Return the listing below verbatim. Pictures do not belong in the copy.
-------- Information provided
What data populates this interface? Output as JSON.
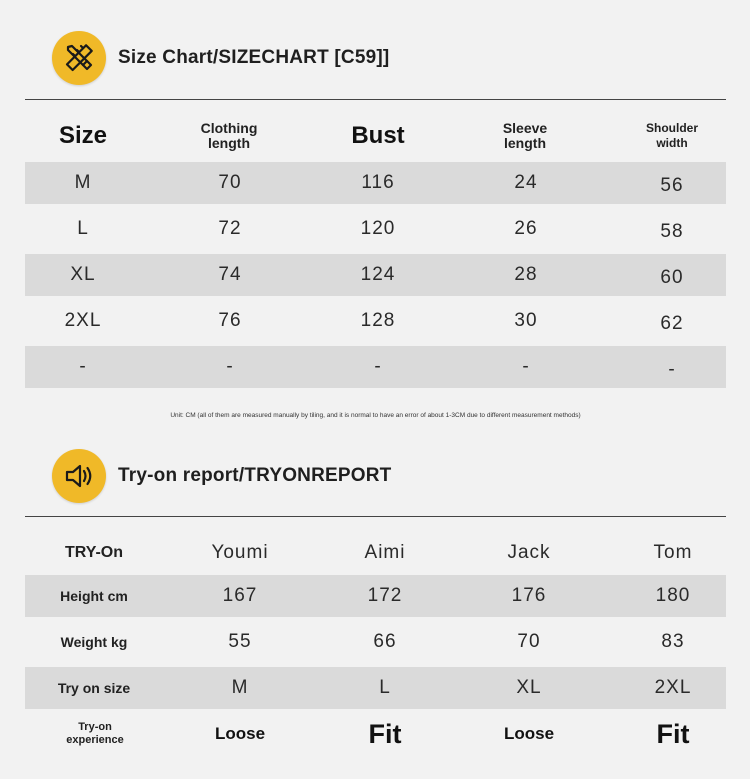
{
  "size_chart": {
    "title": "Size Chart/SIZECHART [C59]]",
    "icon": "pencil-ruler-icon",
    "headers": [
      "Size",
      "Clothing length",
      "Bust",
      "Sleeve length",
      "Shoulder width"
    ],
    "rows": [
      [
        "M",
        "70",
        "116",
        "24",
        "56"
      ],
      [
        "L",
        "72",
        "120",
        "26",
        "58"
      ],
      [
        "XL",
        "74",
        "124",
        "28",
        "60"
      ],
      [
        "2XL",
        "76",
        "128",
        "30",
        "62"
      ],
      [
        "-",
        "-",
        "-",
        "-",
        "-"
      ]
    ],
    "note": "Unit: CM (all of them are measured manually by tiling, and it is normal to have an error of about 1-3CM due to different measurement methods)"
  },
  "tryon_report": {
    "title": "Try-on report/TRYONREPORT",
    "icon": "speaker-icon",
    "headers": [
      "TRY-On",
      "Youmi",
      "Aimi",
      "Jack",
      "Tom"
    ],
    "rows": [
      [
        "Height cm",
        "167",
        "172",
        "176",
        "180"
      ],
      [
        "Weight kg",
        "55",
        "66",
        "70",
        "83"
      ],
      [
        "Try on size",
        "M",
        "L",
        "XL",
        "2XL"
      ],
      [
        "Try-on experience",
        "Loose",
        "Fit",
        "Loose",
        "Fit"
      ]
    ]
  },
  "colors": {
    "accent": "#f0b928",
    "row_shade": "#dadada",
    "background": "#f2f2f2"
  }
}
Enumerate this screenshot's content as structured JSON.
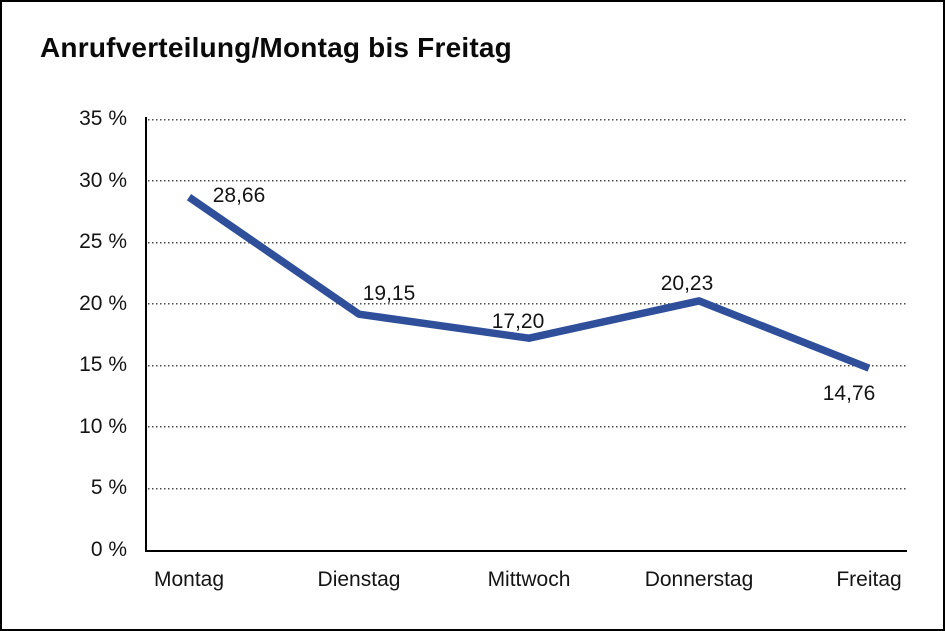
{
  "window": {
    "background": "#ffffff",
    "border_color": "#000000"
  },
  "chart_data": {
    "type": "line",
    "title": "Anrufverteilung/Montag bis Freitag",
    "categories": [
      "Montag",
      "Dienstag",
      "Mittwoch",
      "Donnerstag",
      "Freitag"
    ],
    "values": [
      28.66,
      19.15,
      17.2,
      20.23,
      14.76
    ],
    "value_labels": [
      "28,66",
      "19,15",
      "17,20",
      "20,23",
      "14,76"
    ],
    "xlabel": "",
    "ylabel": "",
    "ylim": [
      0,
      35
    ],
    "y_tick_step": 5,
    "y_tick_labels": [
      "0 %",
      "5 %",
      "10 %",
      "15 %",
      "20 %",
      "25 %",
      "30 %",
      "35 %"
    ],
    "grid": "horizontal-dotted",
    "legend": "none",
    "line_color": "#2F4F9B",
    "text_color": "#141414",
    "decimal_separator": ","
  }
}
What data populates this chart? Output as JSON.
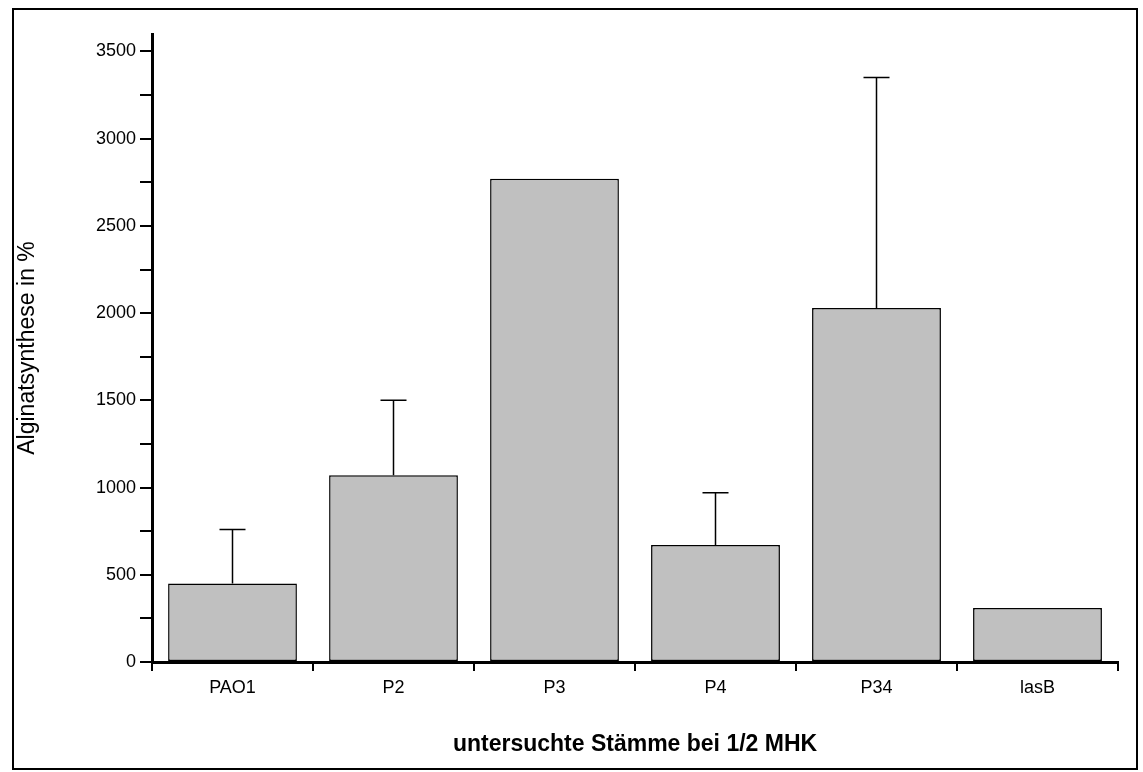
{
  "chart_data": {
    "type": "bar",
    "xlabel": "untersuchte Stämme bei 1/2 MHK",
    "ylabel": "Alginatsynthese in %",
    "categories": [
      "PAO1",
      "P2",
      "P3",
      "P4",
      "P34",
      "lasB"
    ],
    "values": [
      450,
      1070,
      2770,
      670,
      2030,
      310
    ],
    "errors": [
      [
        450,
        760
      ],
      [
        1070,
        1500
      ],
      null,
      [
        670,
        970
      ],
      [
        2030,
        3350
      ],
      null
    ],
    "color": "#c0c0c0",
    "ylim": [
      0,
      3600
    ],
    "yticks": [
      0,
      {
        "value": 250,
        "label": null
      },
      500,
      {
        "value": 750,
        "label": null
      },
      1000,
      {
        "value": 1250,
        "label": null
      },
      1500,
      {
        "value": 1750,
        "label": null
      },
      2000,
      {
        "value": 2250,
        "label": null
      },
      2500,
      {
        "value": 2750,
        "label": null
      },
      3000,
      {
        "value": 3250,
        "label": null
      },
      3500
    ],
    "grid": false,
    "legend": false
  }
}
----------------
* _Exercise result_:
What data populates this interface? Output as JSON.
{
  "size_chart": {
    "title": "Size Chart/SIZECHART [C59]]",
    "icon": "pencil-ruler-icon",
    "headers": [
      "Size",
      "Clothing length",
      "Bust",
      "Sleeve length",
      "Shoulder width"
    ],
    "rows": [
      [
        "M",
        "70",
        "116",
        "24",
        "56"
      ],
      [
        "L",
        "72",
        "120",
        "26",
        "58"
      ],
      [
        "XL",
        "74",
        "124",
        "28",
        "60"
      ],
      [
        "2XL",
        "76",
        "128",
        "30",
        "62"
      ],
      [
        "-",
        "-",
        "-",
        "-",
        "-"
      ]
    ],
    "note": "Unit: CM (all of them are measured manually by tiling, and it is normal to have an error of about 1-3CM due to different measurement methods)"
  },
  "tryon_report": {
    "title": "Try-on report/TRYONREPORT",
    "icon": "speaker-icon",
    "headers": [
      "TRY-On",
      "Youmi",
      "Aimi",
      "Jack",
      "Tom"
    ],
    "rows": [
      [
        "Height cm",
        "167",
        "172",
        "176",
        "180"
      ],
      [
        "Weight kg",
        "55",
        "66",
        "70",
        "83"
      ],
      [
        "Try on size",
        "M",
        "L",
        "XL",
        "2XL"
      ],
      [
        "Try-on experience",
        "Loose",
        "Fit",
        "Loose",
        "Fit"
      ]
    ]
  },
  "colors": {
    "accent": "#f0b928",
    "row_shade": "#dadada",
    "background": "#f2f2f2"
  }
}
Enumerate this screenshot's content as structured JSON.
{
  "window": {
    "background": "#ffffff",
    "border_color": "#000000"
  },
  "chart_data": {
    "type": "line",
    "title": "Anrufverteilung/Montag bis Freitag",
    "categories": [
      "Montag",
      "Dienstag",
      "Mittwoch",
      "Donnerstag",
      "Freitag"
    ],
    "values": [
      28.66,
      19.15,
      17.2,
      20.23,
      14.76
    ],
    "value_labels": [
      "28,66",
      "19,15",
      "17,20",
      "20,23",
      "14,76"
    ],
    "xlabel": "",
    "ylabel": "",
    "ylim": [
      0,
      35
    ],
    "y_tick_step": 5,
    "y_tick_labels": [
      "0 %",
      "5 %",
      "10 %",
      "15 %",
      "20 %",
      "25 %",
      "30 %",
      "35 %"
    ],
    "grid": "horizontal-dotted",
    "legend": "none",
    "line_color": "#2F4F9B",
    "text_color": "#141414",
    "decimal_separator": ","
  }
}
What data populates this chart? Output as JSON.
{
  "chart_data": {
    "type": "bar",
    "xlabel": "untersuchte Stämme bei 1/2 MHK",
    "ylabel": "Alginatsynthese in %",
    "categories": [
      "PAO1",
      "P2",
      "P3",
      "P4",
      "P34",
      "lasB"
    ],
    "values": [
      450,
      1070,
      2770,
      670,
      2030,
      310
    ],
    "errors": [
      [
        450,
        760
      ],
      [
        1070,
        1500
      ],
      null,
      [
        670,
        970
      ],
      [
        2030,
        3350
      ],
      null
    ],
    "color": "#c0c0c0",
    "ylim": [
      0,
      3600
    ],
    "yticks": [
      0,
      {
        "value": 250,
        "label": null
      },
      500,
      {
        "value": 750,
        "label": null
      },
      1000,
      {
        "value": 1250,
        "label": null
      },
      1500,
      {
        "value": 1750,
        "label": null
      },
      2000,
      {
        "value": 2250,
        "label": null
      },
      2500,
      {
        "value": 2750,
        "label": null
      },
      3000,
      {
        "value": 3250,
        "label": null
      },
      3500
    ],
    "grid": false,
    "legend": false
  }
}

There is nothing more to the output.